═════ Record extracts

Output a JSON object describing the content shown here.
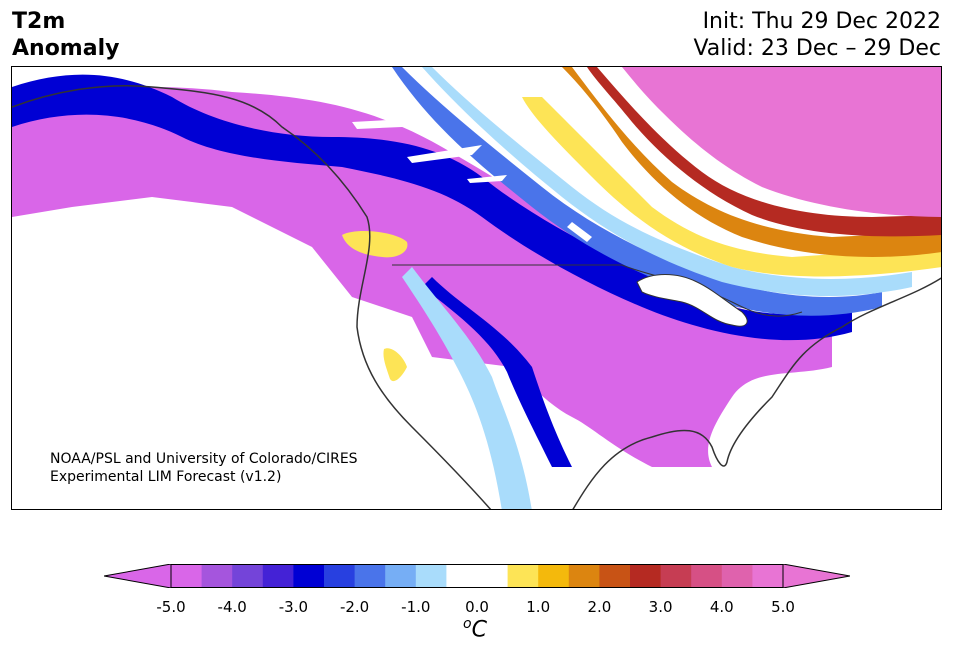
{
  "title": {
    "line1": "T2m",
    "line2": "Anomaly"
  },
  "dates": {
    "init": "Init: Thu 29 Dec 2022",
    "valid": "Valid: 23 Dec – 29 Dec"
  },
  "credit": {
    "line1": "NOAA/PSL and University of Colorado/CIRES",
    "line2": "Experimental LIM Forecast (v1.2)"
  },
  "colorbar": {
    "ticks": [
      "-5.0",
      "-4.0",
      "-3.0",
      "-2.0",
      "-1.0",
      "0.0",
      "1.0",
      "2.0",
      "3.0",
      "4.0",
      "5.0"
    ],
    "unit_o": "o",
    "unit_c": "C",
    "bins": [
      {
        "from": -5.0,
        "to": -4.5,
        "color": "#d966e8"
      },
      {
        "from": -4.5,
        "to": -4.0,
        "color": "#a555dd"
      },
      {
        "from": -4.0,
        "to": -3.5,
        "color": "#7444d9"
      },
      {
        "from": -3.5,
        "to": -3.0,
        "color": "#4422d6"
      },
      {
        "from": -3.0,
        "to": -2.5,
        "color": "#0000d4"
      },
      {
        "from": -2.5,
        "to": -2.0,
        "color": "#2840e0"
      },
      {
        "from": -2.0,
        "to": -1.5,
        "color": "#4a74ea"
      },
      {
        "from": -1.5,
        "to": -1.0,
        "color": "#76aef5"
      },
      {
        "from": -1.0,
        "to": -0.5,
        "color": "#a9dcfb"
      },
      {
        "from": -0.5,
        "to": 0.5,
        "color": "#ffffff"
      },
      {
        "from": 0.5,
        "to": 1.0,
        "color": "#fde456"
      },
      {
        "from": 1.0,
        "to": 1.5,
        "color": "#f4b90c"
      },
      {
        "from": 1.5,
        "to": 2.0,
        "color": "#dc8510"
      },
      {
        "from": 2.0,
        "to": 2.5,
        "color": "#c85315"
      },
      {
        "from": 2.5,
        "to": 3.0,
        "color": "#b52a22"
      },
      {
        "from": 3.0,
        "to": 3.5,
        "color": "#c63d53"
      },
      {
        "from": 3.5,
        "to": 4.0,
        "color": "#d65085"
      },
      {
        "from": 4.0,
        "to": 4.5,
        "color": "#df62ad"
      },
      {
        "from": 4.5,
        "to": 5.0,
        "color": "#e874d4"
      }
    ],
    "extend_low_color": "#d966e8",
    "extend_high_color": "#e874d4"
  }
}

══════════

Request
Reproduce every line above as written, skipping pictures.

Response
Output a JSON object describing the content shown here.
{
  "title": {
    "line1": "T2m",
    "line2": "Anomaly"
  },
  "dates": {
    "init": "Init: Thu 29 Dec 2022",
    "valid": "Valid: 23 Dec – 29 Dec"
  },
  "credit": {
    "line1": "NOAA/PSL and University of Colorado/CIRES",
    "line2": "Experimental LIM Forecast (v1.2)"
  },
  "colorbar": {
    "ticks": [
      "-5.0",
      "-4.0",
      "-3.0",
      "-2.0",
      "-1.0",
      "0.0",
      "1.0",
      "2.0",
      "3.0",
      "4.0",
      "5.0"
    ],
    "unit_o": "o",
    "unit_c": "C",
    "bins": [
      {
        "from": -5.0,
        "to": -4.5,
        "color": "#d966e8"
      },
      {
        "from": -4.5,
        "to": -4.0,
        "color": "#a555dd"
      },
      {
        "from": -4.0,
        "to": -3.5,
        "color": "#7444d9"
      },
      {
        "from": -3.5,
        "to": -3.0,
        "color": "#4422d6"
      },
      {
        "from": -3.0,
        "to": -2.5,
        "color": "#0000d4"
      },
      {
        "from": -2.5,
        "to": -2.0,
        "color": "#2840e0"
      },
      {
        "from": -2.0,
        "to": -1.5,
        "color": "#4a74ea"
      },
      {
        "from": -1.5,
        "to": -1.0,
        "color": "#76aef5"
      },
      {
        "from": -1.0,
        "to": -0.5,
        "color": "#a9dcfb"
      },
      {
        "from": -0.5,
        "to": 0.5,
        "color": "#ffffff"
      },
      {
        "from": 0.5,
        "to": 1.0,
        "color": "#fde456"
      },
      {
        "from": 1.0,
        "to": 1.5,
        "color": "#f4b90c"
      },
      {
        "from": 1.5,
        "to": 2.0,
        "color": "#dc8510"
      },
      {
        "from": 2.0,
        "to": 2.5,
        "color": "#c85315"
      },
      {
        "from": 2.5,
        "to": 3.0,
        "color": "#b52a22"
      },
      {
        "from": 3.0,
        "to": 3.5,
        "color": "#c63d53"
      },
      {
        "from": 3.5,
        "to": 4.0,
        "color": "#d65085"
      },
      {
        "from": 4.0,
        "to": 4.5,
        "color": "#df62ad"
      },
      {
        "from": 4.5,
        "to": 5.0,
        "color": "#e874d4"
      }
    ],
    "extend_low_color": "#d966e8",
    "extend_high_color": "#e874d4"
  }
}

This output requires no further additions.